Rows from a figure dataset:
※ ※ ※

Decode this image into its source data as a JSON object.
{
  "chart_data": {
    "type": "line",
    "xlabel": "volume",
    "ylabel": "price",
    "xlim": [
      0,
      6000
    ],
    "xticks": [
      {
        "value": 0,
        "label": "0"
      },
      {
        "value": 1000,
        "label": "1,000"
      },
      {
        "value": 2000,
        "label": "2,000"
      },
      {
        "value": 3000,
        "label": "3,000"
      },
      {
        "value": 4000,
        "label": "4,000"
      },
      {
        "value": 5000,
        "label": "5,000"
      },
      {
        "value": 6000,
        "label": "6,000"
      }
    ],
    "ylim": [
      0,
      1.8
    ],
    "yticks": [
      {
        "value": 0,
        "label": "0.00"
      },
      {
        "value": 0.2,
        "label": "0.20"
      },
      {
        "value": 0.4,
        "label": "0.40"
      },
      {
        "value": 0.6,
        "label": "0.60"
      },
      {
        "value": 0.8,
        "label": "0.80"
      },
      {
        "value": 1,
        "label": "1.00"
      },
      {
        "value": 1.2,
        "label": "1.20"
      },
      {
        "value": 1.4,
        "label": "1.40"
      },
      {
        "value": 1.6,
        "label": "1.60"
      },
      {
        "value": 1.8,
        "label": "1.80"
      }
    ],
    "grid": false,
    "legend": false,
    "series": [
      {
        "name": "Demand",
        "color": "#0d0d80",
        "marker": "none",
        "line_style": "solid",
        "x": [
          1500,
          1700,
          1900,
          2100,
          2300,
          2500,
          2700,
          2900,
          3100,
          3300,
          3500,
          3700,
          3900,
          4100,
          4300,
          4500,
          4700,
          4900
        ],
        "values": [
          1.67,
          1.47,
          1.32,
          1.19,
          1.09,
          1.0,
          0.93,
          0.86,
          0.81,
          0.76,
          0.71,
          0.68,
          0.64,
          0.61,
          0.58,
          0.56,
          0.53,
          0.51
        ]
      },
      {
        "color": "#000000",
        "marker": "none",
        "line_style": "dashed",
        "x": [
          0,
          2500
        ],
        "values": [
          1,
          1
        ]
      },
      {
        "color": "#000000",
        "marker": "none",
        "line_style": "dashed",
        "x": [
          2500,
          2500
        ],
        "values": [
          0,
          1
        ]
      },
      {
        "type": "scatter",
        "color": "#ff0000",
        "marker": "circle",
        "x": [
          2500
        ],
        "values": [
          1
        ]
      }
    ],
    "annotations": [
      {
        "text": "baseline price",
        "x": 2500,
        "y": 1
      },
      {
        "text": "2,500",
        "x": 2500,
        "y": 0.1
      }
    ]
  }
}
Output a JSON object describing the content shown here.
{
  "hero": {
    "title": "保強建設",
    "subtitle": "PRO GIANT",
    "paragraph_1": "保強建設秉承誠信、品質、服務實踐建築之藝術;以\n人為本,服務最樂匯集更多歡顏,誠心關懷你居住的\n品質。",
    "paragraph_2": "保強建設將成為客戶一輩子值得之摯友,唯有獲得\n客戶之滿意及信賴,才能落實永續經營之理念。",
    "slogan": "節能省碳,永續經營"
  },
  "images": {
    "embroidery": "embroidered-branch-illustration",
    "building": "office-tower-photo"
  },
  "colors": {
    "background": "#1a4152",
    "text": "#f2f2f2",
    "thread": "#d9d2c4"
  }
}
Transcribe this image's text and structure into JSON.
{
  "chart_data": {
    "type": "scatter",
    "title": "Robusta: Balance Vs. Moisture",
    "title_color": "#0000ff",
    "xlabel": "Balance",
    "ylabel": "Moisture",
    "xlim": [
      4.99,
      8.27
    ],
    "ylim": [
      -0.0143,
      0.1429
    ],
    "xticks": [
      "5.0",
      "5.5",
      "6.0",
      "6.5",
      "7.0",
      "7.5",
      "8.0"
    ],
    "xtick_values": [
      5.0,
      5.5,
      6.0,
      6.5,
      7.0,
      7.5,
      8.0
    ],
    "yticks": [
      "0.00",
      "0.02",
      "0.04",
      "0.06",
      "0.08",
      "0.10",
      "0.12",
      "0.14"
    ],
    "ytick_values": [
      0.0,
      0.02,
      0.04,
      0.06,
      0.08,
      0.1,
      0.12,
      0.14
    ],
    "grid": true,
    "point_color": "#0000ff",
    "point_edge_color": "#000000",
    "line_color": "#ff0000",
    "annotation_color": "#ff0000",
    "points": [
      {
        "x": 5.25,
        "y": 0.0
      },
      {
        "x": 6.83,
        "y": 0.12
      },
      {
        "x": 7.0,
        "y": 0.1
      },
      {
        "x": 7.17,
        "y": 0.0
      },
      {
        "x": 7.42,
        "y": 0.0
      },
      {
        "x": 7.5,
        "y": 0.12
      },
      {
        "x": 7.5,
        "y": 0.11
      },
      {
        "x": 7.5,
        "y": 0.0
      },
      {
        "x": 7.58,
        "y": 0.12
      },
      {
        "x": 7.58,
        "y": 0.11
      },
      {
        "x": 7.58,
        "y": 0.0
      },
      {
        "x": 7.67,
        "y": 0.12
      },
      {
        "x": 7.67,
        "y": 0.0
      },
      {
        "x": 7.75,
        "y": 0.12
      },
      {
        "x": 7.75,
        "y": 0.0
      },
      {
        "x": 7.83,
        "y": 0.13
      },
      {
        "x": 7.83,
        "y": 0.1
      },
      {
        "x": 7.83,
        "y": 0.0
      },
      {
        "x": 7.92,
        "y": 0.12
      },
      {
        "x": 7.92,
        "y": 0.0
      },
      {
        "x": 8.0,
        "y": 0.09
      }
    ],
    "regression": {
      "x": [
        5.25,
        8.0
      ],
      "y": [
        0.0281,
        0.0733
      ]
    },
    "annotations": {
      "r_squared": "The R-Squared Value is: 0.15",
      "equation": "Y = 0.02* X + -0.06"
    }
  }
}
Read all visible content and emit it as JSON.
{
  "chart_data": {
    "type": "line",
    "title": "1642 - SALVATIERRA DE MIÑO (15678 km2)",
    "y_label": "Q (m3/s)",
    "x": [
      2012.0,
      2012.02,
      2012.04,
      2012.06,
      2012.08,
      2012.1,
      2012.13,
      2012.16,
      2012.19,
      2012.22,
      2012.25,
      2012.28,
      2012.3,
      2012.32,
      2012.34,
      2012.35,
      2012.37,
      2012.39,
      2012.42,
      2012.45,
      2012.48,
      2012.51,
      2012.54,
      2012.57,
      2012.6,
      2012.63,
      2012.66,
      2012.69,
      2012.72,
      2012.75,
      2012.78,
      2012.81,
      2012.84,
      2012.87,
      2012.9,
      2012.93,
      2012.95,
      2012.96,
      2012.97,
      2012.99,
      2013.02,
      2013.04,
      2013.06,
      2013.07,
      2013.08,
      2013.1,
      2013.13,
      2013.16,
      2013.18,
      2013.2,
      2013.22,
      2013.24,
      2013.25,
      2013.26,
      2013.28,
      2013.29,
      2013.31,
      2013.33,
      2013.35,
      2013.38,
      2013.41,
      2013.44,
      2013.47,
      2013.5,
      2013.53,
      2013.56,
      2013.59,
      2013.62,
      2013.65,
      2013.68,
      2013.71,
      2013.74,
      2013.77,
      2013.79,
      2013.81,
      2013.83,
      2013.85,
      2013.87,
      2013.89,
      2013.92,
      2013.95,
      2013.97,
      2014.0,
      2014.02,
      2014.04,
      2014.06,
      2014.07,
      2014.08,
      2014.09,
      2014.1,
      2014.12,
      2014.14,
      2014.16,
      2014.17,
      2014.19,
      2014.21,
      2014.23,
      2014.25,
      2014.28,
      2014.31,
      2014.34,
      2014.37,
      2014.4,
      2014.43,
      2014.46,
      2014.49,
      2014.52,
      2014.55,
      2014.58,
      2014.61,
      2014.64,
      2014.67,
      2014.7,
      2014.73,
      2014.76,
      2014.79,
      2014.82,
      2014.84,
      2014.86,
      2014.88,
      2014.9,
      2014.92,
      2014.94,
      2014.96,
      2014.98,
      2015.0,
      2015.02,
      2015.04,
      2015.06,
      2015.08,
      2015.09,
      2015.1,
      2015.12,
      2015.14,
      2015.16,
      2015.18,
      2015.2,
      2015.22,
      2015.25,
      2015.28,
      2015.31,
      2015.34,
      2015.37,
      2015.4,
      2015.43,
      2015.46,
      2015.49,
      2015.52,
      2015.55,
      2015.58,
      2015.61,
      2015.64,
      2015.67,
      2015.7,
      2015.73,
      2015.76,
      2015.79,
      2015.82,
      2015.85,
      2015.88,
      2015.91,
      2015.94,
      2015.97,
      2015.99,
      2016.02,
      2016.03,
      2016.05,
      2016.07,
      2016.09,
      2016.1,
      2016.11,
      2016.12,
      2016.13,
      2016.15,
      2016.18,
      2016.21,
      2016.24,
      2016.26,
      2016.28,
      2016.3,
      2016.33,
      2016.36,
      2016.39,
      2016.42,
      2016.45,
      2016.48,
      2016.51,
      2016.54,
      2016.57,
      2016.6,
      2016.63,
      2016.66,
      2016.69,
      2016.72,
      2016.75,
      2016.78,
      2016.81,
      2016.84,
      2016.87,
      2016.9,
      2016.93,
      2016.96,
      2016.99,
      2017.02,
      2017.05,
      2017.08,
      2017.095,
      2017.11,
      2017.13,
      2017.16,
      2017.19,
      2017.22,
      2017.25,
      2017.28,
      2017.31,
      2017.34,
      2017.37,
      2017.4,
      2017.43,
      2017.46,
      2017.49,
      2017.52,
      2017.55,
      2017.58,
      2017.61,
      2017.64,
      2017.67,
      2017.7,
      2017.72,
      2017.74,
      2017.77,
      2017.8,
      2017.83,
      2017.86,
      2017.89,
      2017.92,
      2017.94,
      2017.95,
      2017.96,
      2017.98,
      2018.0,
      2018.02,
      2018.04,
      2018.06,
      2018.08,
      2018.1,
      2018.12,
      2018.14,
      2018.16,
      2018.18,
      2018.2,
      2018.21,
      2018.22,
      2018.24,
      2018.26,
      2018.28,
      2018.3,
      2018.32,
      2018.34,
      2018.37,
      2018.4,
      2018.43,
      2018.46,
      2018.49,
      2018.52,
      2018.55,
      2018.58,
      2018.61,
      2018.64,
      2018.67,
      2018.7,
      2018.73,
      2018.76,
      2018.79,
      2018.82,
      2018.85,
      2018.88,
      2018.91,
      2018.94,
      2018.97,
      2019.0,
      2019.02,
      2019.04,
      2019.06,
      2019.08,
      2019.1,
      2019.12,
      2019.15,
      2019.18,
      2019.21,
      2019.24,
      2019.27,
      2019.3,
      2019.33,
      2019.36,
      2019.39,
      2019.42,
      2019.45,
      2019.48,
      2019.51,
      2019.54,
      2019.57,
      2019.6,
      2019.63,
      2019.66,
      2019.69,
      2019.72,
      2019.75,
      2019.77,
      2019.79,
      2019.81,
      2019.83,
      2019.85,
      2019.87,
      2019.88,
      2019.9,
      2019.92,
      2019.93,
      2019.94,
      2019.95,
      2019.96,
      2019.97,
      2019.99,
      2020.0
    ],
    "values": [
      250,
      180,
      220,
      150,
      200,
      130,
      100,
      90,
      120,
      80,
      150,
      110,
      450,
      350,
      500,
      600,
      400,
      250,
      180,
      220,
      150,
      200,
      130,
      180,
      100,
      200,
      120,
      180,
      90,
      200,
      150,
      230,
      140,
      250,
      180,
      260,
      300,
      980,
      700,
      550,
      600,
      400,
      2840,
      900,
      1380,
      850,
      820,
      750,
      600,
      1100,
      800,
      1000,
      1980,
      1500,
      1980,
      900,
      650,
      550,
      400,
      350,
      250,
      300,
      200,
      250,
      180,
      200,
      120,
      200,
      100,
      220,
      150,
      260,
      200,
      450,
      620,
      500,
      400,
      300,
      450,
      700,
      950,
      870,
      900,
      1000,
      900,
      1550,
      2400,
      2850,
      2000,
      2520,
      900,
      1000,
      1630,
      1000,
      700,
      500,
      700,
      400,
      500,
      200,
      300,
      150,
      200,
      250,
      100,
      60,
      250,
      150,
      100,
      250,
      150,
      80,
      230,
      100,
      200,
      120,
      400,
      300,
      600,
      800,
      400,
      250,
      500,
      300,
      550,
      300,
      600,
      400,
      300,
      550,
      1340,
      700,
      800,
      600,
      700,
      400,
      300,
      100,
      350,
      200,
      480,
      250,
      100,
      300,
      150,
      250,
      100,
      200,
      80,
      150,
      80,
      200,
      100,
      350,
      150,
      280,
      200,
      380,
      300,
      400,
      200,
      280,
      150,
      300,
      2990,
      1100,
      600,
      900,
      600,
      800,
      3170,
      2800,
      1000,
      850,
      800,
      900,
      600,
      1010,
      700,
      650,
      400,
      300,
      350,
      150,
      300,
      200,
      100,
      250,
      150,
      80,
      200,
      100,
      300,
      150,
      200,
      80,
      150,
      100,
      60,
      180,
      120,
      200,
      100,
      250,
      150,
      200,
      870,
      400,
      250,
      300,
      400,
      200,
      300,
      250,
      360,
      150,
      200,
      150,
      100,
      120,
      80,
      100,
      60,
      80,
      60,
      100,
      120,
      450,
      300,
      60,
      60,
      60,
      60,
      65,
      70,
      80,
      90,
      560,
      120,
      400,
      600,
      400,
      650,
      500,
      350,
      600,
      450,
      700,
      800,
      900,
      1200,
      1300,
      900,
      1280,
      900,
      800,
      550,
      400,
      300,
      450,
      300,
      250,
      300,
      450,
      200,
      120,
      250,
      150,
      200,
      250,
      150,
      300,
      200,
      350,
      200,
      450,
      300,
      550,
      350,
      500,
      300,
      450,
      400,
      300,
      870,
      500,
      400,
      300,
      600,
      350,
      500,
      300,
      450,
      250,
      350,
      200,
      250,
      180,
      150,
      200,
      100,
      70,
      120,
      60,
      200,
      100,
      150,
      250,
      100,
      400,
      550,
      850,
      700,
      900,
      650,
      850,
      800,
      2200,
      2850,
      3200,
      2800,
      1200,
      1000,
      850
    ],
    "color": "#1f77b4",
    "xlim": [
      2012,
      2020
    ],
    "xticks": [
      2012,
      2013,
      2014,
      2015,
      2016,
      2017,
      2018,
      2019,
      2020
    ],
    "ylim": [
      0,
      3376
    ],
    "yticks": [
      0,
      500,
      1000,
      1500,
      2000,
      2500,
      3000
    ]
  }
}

※ ※ ※

*Directions*:
Reply with nothing but the number of lines in the data above that contain "content".

*Answer for this exercise*:
2